*Stored records*
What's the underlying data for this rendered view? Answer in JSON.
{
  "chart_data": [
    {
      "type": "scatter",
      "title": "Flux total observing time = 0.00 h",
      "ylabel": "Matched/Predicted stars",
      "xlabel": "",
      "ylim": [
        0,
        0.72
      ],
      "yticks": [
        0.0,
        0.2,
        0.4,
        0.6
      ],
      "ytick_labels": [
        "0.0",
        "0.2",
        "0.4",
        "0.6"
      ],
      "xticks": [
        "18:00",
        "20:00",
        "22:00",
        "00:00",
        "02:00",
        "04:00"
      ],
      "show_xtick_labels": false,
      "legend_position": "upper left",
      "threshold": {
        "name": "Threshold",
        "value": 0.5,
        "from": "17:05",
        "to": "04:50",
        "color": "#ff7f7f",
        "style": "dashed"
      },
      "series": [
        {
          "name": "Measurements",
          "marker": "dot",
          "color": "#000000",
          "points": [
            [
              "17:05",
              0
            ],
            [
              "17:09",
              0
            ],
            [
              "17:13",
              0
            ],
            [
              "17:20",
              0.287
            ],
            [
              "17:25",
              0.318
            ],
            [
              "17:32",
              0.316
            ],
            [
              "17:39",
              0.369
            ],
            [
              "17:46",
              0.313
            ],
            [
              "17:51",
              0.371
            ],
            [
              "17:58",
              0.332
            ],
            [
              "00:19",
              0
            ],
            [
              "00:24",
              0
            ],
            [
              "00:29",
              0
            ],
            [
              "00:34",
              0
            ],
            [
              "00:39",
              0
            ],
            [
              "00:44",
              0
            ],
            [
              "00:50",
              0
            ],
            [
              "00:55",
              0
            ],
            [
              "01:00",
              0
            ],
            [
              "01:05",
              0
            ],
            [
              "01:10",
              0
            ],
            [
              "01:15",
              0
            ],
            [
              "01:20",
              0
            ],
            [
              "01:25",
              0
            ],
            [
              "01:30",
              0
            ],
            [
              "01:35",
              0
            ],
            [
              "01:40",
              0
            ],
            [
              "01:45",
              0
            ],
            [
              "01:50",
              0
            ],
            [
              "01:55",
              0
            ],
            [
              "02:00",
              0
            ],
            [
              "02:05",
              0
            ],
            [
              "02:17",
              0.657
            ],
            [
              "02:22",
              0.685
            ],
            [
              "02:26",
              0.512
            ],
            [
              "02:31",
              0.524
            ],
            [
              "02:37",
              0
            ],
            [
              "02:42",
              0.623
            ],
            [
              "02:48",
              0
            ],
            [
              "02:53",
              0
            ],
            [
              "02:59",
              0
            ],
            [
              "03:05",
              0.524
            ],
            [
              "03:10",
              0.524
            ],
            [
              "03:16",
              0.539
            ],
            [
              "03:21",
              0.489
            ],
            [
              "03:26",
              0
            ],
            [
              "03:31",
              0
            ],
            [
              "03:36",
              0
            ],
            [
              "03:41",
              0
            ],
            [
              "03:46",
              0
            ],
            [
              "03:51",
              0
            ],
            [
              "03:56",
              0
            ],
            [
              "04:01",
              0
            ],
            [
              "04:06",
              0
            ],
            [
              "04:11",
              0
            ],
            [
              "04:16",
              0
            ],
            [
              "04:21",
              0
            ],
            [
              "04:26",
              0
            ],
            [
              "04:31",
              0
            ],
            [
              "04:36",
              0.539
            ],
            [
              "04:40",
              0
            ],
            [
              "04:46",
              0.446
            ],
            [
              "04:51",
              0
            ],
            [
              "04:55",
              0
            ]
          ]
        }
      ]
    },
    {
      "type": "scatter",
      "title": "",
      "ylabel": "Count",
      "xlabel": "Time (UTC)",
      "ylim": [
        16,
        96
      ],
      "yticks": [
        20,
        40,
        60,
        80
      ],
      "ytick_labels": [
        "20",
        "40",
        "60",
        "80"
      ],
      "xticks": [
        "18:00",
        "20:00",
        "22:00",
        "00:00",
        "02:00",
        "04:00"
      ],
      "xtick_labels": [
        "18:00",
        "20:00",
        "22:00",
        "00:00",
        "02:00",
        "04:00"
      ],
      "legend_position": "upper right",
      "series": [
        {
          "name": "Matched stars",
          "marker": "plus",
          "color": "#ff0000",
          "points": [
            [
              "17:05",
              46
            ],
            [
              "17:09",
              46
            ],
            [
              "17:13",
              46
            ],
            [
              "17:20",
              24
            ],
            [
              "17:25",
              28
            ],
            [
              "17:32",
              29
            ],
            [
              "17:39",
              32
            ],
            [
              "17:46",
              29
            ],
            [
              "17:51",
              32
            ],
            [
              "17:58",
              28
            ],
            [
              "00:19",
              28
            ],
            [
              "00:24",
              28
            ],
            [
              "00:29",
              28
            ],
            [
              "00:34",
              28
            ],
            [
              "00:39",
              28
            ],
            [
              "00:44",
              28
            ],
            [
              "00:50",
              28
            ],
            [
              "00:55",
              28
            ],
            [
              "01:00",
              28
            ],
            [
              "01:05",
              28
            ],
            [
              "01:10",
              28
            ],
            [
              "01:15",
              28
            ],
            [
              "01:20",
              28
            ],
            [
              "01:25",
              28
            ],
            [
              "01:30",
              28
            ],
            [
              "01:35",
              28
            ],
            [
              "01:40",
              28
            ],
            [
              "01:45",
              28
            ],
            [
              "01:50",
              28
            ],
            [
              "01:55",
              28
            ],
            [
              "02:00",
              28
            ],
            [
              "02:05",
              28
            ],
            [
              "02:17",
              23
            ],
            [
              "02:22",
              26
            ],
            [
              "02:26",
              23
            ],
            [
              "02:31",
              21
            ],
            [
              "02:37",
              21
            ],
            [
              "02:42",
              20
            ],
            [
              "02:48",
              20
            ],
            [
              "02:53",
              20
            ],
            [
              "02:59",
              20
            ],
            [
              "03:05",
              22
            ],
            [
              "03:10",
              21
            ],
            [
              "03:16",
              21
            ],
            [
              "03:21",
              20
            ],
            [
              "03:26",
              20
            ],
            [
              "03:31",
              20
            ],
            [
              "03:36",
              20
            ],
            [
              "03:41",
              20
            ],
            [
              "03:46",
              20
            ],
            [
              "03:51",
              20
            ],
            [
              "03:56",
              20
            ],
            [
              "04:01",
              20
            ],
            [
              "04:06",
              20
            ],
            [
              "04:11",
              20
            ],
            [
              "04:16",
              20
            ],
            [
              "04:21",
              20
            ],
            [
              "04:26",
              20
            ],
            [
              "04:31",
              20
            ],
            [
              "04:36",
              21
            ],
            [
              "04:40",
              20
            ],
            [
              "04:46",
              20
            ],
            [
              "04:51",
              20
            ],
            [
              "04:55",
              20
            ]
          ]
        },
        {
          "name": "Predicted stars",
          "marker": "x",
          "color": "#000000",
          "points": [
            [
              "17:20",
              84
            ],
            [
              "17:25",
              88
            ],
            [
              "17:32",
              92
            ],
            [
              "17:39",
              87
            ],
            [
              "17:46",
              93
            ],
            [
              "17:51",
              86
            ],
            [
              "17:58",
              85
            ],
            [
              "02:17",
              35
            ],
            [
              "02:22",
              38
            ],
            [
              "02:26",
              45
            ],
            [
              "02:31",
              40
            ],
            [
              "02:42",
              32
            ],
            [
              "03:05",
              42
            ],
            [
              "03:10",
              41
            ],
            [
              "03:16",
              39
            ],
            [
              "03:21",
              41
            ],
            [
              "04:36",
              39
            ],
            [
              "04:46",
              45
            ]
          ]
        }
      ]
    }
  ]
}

*Exercise*
Go through the entries and repeat each one exactly.

*Reply to the exercise*
What's the underlying data for this rendered view? Answer in JSON.
{
  "chart_data": [
    {
      "type": "scatter",
      "title": "Flux total observing time = 0.00 h",
      "ylabel": "Matched/Predicted stars",
      "xlabel": "",
      "ylim": [
        0,
        0.72
      ],
      "yticks": [
        0.0,
        0.2,
        0.4,
        0.6
      ],
      "ytick_labels": [
        "0.0",
        "0.2",
        "0.4",
        "0.6"
      ],
      "xticks": [
        "18:00",
        "20:00",
        "22:00",
        "00:00",
        "02:00",
        "04:00"
      ],
      "show_xtick_labels": false,
      "legend_position": "upper left",
      "threshold": {
        "name": "Threshold",
        "value": 0.5,
        "from": "17:05",
        "to": "04:50",
        "color": "#ff7f7f",
        "style": "dashed"
      },
      "series": [
        {
          "name": "Measurements",
          "marker": "dot",
          "color": "#000000",
          "points": [
            [
              "17:05",
              0
            ],
            [
              "17:09",
              0
            ],
            [
              "17:13",
              0
            ],
            [
              "17:20",
              0.287
            ],
            [
              "17:25",
              0.318
            ],
            [
              "17:32",
              0.316
            ],
            [
              "17:39",
              0.369
            ],
            [
              "17:46",
              0.313
            ],
            [
              "17:51",
              0.371
            ],
            [
              "17:58",
              0.332
            ],
            [
              "00:19",
              0
            ],
            [
              "00:24",
              0
            ],
            [
              "00:29",
              0
            ],
            [
              "00:34",
              0
            ],
            [
              "00:39",
              0
            ],
            [
              "00:44",
              0
            ],
            [
              "00:50",
              0
            ],
            [
              "00:55",
              0
            ],
            [
              "01:00",
              0
            ],
            [
              "01:05",
              0
            ],
            [
              "01:10",
              0
            ],
            [
              "01:15",
              0
            ],
            [
              "01:20",
              0
            ],
            [
              "01:25",
              0
            ],
            [
              "01:30",
              0
            ],
            [
              "01:35",
              0
            ],
            [
              "01:40",
              0
            ],
            [
              "01:45",
              0
            ],
            [
              "01:50",
              0
            ],
            [
              "01:55",
              0
            ],
            [
              "02:00",
              0
            ],
            [
              "02:05",
              0
            ],
            [
              "02:17",
              0.657
            ],
            [
              "02:22",
              0.685
            ],
            [
              "02:26",
              0.512
            ],
            [
              "02:31",
              0.524
            ],
            [
              "02:37",
              0
            ],
            [
              "02:42",
              0.623
            ],
            [
              "02:48",
              0
            ],
            [
              "02:53",
              0
            ],
            [
              "02:59",
              0
            ],
            [
              "03:05",
              0.524
            ],
            [
              "03:10",
              0.524
            ],
            [
              "03:16",
              0.539
            ],
            [
              "03:21",
              0.489
            ],
            [
              "03:26",
              0
            ],
            [
              "03:31",
              0
            ],
            [
              "03:36",
              0
            ],
            [
              "03:41",
              0
            ],
            [
              "03:46",
              0
            ],
            [
              "03:51",
              0
            ],
            [
              "03:56",
              0
            ],
            [
              "04:01",
              0
            ],
            [
              "04:06",
              0
            ],
            [
              "04:11",
              0
            ],
            [
              "04:16",
              0
            ],
            [
              "04:21",
              0
            ],
            [
              "04:26",
              0
            ],
            [
              "04:31",
              0
            ],
            [
              "04:36",
              0.539
            ],
            [
              "04:40",
              0
            ],
            [
              "04:46",
              0.446
            ],
            [
              "04:51",
              0
            ],
            [
              "04:55",
              0
            ]
          ]
        }
      ]
    },
    {
      "type": "scatter",
      "title": "",
      "ylabel": "Count",
      "xlabel": "Time (UTC)",
      "ylim": [
        16,
        96
      ],
      "yticks": [
        20,
        40,
        60,
        80
      ],
      "ytick_labels": [
        "20",
        "40",
        "60",
        "80"
      ],
      "xticks": [
        "18:00",
        "20:00",
        "22:00",
        "00:00",
        "02:00",
        "04:00"
      ],
      "xtick_labels": [
        "18:00",
        "20:00",
        "22:00",
        "00:00",
        "02:00",
        "04:00"
      ],
      "legend_position": "upper right",
      "series": [
        {
          "name": "Matched stars",
          "marker": "plus",
          "color": "#ff0000",
          "points": [
            [
              "17:05",
              46
            ],
            [
              "17:09",
              46
            ],
            [
              "17:13",
              46
            ],
            [
              "17:20",
              24
            ],
            [
              "17:25",
              28
            ],
            [
              "17:32",
              29
            ],
            [
              "17:39",
              32
            ],
            [
              "17:46",
              29
            ],
            [
              "17:51",
              32
            ],
            [
              "17:58",
              28
            ],
            [
              "00:19",
              28
            ],
            [
              "00:24",
              28
            ],
            [
              "00:29",
              28
            ],
            [
              "00:34",
              28
            ],
            [
              "00:39",
              28
            ],
            [
              "00:44",
              28
            ],
            [
              "00:50",
              28
            ],
            [
              "00:55",
              28
            ],
            [
              "01:00",
              28
            ],
            [
              "01:05",
              28
            ],
            [
              "01:10",
              28
            ],
            [
              "01:15",
              28
            ],
            [
              "01:20",
              28
            ],
            [
              "01:25",
              28
            ],
            [
              "01:30",
              28
            ],
            [
              "01:35",
              28
            ],
            [
              "01:40",
              28
            ],
            [
              "01:45",
              28
            ],
            [
              "01:50",
              28
            ],
            [
              "01:55",
              28
            ],
            [
              "02:00",
              28
            ],
            [
              "02:05",
              28
            ],
            [
              "02:17",
              23
            ],
            [
              "02:22",
              26
            ],
            [
              "02:26",
              23
            ],
            [
              "02:31",
              21
            ],
            [
              "02:37",
              21
            ],
            [
              "02:42",
              20
            ],
            [
              "02:48",
              20
            ],
            [
              "02:53",
              20
            ],
            [
              "02:59",
              20
            ],
            [
              "03:05",
              22
            ],
            [
              "03:10",
              21
            ],
            [
              "03:16",
              21
            ],
            [
              "03:21",
              20
            ],
            [
              "03:26",
              20
            ],
            [
              "03:31",
              20
            ],
            [
              "03:36",
              20
            ],
            [
              "03:41",
              20
            ],
            [
              "03:46",
              20
            ],
            [
              "03:51",
              20
            ],
            [
              "03:56",
              20
            ],
            [
              "04:01",
              20
            ],
            [
              "04:06",
              20
            ],
            [
              "04:11",
              20
            ],
            [
              "04:16",
              20
            ],
            [
              "04:21",
              20
            ],
            [
              "04:26",
              20
            ],
            [
              "04:31",
              20
            ],
            [
              "04:36",
              21
            ],
            [
              "04:40",
              20
            ],
            [
              "04:46",
              20
            ],
            [
              "04:51",
              20
            ],
            [
              "04:55",
              20
            ]
          ]
        },
        {
          "name": "Predicted stars",
          "marker": "x",
          "color": "#000000",
          "points": [
            [
              "17:20",
              84
            ],
            [
              "17:25",
              88
            ],
            [
              "17:32",
              92
            ],
            [
              "17:39",
              87
            ],
            [
              "17:46",
              93
            ],
            [
              "17:51",
              86
            ],
            [
              "17:58",
              85
            ],
            [
              "02:17",
              35
            ],
            [
              "02:22",
              38
            ],
            [
              "02:26",
              45
            ],
            [
              "02:31",
              40
            ],
            [
              "02:42",
              32
            ],
            [
              "03:05",
              42
            ],
            [
              "03:10",
              41
            ],
            [
              "03:16",
              39
            ],
            [
              "03:21",
              41
            ],
            [
              "04:36",
              39
            ],
            [
              "04:46",
              45
            ]
          ]
        }
      ]
    }
  ]
}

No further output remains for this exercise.